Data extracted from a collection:
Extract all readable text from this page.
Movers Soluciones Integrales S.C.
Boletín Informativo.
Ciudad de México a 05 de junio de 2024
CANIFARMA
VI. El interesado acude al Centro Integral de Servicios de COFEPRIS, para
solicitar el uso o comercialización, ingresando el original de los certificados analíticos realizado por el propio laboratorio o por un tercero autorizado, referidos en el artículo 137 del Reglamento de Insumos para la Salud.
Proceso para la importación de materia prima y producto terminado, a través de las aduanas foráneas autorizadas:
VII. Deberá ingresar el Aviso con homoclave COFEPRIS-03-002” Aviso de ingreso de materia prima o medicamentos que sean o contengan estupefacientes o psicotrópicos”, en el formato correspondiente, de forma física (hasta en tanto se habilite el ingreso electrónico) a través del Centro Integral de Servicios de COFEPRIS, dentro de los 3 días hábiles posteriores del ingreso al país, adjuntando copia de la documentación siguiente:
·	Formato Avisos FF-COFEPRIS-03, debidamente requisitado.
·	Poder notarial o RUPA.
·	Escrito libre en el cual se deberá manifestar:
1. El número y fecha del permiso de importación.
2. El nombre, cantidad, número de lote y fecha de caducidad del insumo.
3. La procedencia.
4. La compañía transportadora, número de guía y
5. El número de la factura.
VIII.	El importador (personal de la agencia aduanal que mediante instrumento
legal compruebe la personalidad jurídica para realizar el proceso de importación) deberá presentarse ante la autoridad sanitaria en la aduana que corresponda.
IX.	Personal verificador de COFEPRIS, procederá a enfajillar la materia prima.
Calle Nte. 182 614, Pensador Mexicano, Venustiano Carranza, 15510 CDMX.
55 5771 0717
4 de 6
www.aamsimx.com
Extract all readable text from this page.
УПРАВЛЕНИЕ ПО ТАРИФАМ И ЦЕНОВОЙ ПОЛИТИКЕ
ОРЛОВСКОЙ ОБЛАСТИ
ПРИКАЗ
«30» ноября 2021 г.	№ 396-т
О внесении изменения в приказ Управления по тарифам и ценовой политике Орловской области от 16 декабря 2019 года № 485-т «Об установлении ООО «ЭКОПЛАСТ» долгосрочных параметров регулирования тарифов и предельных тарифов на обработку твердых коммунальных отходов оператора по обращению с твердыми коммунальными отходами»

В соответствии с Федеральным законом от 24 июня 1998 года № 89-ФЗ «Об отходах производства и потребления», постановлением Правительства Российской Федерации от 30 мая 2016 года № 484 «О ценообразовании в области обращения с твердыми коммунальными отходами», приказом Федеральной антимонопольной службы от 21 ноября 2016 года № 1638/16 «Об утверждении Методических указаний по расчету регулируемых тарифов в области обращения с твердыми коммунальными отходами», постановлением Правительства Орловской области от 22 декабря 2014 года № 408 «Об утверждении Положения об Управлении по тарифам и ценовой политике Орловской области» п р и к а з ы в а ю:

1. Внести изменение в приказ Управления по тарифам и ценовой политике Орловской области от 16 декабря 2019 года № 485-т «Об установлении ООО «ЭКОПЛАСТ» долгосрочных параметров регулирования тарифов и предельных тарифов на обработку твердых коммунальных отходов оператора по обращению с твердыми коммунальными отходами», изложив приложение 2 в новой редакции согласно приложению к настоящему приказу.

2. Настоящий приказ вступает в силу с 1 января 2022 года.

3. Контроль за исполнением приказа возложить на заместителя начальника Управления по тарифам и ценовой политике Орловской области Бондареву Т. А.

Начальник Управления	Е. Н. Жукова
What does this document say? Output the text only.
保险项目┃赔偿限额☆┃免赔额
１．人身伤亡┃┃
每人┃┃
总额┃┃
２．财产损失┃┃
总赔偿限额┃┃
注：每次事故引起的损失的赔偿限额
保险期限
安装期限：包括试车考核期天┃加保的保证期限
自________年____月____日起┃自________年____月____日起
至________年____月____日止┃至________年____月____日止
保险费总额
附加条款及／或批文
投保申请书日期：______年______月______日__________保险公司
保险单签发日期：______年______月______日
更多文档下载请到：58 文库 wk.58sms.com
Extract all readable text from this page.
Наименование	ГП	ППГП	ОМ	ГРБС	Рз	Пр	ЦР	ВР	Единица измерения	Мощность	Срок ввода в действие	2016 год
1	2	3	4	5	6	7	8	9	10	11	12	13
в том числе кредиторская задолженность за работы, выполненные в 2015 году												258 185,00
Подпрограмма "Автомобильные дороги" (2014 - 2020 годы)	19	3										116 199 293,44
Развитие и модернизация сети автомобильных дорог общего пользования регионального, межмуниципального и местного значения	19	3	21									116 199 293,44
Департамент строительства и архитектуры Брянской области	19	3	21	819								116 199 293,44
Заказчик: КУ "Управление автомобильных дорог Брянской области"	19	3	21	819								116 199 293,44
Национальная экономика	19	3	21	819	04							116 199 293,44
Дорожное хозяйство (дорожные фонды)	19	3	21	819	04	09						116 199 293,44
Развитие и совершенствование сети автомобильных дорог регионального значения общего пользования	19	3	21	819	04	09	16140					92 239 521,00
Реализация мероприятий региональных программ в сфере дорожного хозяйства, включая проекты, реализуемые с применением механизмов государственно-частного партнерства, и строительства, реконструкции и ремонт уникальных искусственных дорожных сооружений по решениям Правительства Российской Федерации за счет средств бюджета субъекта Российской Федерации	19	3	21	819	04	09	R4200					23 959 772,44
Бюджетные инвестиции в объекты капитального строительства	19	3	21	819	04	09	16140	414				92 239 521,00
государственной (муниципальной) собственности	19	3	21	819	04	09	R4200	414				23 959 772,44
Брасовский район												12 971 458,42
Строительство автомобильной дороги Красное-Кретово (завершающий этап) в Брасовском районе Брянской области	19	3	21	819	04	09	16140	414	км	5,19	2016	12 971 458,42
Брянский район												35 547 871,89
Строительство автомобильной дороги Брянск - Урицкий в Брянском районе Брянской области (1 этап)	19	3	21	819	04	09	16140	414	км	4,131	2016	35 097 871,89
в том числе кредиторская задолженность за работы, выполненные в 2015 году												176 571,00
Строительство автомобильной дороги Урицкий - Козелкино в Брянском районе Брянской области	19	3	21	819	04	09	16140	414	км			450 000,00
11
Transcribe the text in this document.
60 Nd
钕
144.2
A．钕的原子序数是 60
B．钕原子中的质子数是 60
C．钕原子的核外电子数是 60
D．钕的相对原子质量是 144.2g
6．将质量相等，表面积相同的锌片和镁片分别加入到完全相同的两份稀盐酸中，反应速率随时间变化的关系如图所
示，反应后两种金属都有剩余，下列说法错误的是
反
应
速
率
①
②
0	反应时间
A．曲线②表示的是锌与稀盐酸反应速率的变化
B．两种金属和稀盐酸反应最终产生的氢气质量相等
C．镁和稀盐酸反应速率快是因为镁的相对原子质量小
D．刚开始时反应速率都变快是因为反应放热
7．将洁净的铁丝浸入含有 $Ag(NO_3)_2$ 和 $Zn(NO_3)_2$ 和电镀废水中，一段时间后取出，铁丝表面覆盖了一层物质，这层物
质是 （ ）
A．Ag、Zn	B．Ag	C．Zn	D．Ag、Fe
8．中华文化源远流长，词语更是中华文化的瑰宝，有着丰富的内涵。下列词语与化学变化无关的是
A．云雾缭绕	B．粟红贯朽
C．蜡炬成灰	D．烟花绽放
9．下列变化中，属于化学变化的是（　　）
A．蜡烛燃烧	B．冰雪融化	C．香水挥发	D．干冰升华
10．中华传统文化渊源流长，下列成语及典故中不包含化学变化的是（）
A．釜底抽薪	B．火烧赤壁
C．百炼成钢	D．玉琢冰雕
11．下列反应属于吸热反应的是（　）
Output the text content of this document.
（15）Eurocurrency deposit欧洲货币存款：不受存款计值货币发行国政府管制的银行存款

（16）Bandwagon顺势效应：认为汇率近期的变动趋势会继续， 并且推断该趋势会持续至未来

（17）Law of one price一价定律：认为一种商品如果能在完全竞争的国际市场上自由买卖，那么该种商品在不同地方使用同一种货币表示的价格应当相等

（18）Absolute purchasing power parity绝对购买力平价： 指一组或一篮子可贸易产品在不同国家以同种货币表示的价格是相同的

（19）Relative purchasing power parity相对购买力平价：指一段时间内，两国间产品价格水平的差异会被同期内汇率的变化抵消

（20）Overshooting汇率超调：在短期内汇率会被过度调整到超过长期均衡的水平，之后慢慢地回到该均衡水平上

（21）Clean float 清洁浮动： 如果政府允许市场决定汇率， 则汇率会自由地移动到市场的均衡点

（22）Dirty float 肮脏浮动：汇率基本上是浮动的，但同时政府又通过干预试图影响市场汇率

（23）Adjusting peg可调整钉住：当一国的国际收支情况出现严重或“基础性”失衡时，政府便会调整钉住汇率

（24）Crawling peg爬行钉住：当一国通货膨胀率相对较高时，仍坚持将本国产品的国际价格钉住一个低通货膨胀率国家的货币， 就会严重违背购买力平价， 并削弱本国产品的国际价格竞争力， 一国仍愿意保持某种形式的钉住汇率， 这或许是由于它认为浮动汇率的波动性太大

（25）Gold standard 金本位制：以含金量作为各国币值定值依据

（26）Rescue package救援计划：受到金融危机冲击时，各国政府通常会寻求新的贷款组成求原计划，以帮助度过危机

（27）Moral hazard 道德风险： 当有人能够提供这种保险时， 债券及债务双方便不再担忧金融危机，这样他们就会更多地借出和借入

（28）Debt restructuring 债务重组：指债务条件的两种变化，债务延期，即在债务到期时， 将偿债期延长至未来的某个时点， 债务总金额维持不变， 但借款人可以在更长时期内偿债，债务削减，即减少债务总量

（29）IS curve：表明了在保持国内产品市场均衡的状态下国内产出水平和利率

**WHAT IS ASKED**
Find the line with "Output the text content of this document." in the listing above, then write out that line and each remaining line exactly, with no other text.

**SOLUTION**
Output the text content of this document.
（15）Eurocurrency deposit欧洲货币存款：不受存款计值货币发行国政府管制的银行存款

（16）Bandwagon顺势效应：认为汇率近期的变动趋势会继续， 并且推断该趋势会持续至未来

（17）Law of one price一价定律：认为一种商品如果能在完全竞争的国际市场上自由买卖，那么该种商品在不同地方使用同一种货币表示的价格应当相等

（18）Absolute purchasing power parity绝对购买力平价： 指一组或一篮子可贸易产品在不同国家以同种货币表示的价格是相同的

（19）Relative purchasing power parity相对购买力平价：指一段时间内，两国间产品价格水平的差异会被同期内汇率的变化抵消

（20）Overshooting汇率超调：在短期内汇率会被过度调整到超过长期均衡的水平，之后慢慢地回到该均衡水平上

（21）Clean float 清洁浮动： 如果政府允许市场决定汇率， 则汇率会自由地移动到市场的均衡点

（22）Dirty float 肮脏浮动：汇率基本上是浮动的，但同时政府又通过干预试图影响市场汇率

（23）Adjusting peg可调整钉住：当一国的国际收支情况出现严重或“基础性”失衡时，政府便会调整钉住汇率

（24）Crawling peg爬行钉住：当一国通货膨胀率相对较高时，仍坚持将本国产品的国际价格钉住一个低通货膨胀率国家的货币， 就会严重违背购买力平价， 并削弱本国产品的国际价格竞争力， 一国仍愿意保持某种形式的钉住汇率， 这或许是由于它认为浮动汇率的波动性太大

（25）Gold standard 金本位制：以含金量作为各国币值定值依据

（26）Rescue package救援计划：受到金融危机冲击时，各国政府通常会寻求新的贷款组成求原计划，以帮助度过危机

（27）Moral hazard 道德风险： 当有人能够提供这种保险时， 债券及债务双方便不再担忧金融危机，这样他们就会更多地借出和借入

（28）Debt restructuring 债务重组：指债务条件的两种变化，债务延期，即在债务到期时， 将偿债期延长至未来的某个时点， 债务总金额维持不变， 但借款人可以在更长时期内偿债，债务削减，即减少债务总量

（29）IS curve：表明了在保持国内产品市场均衡的状态下国内产出水平和利率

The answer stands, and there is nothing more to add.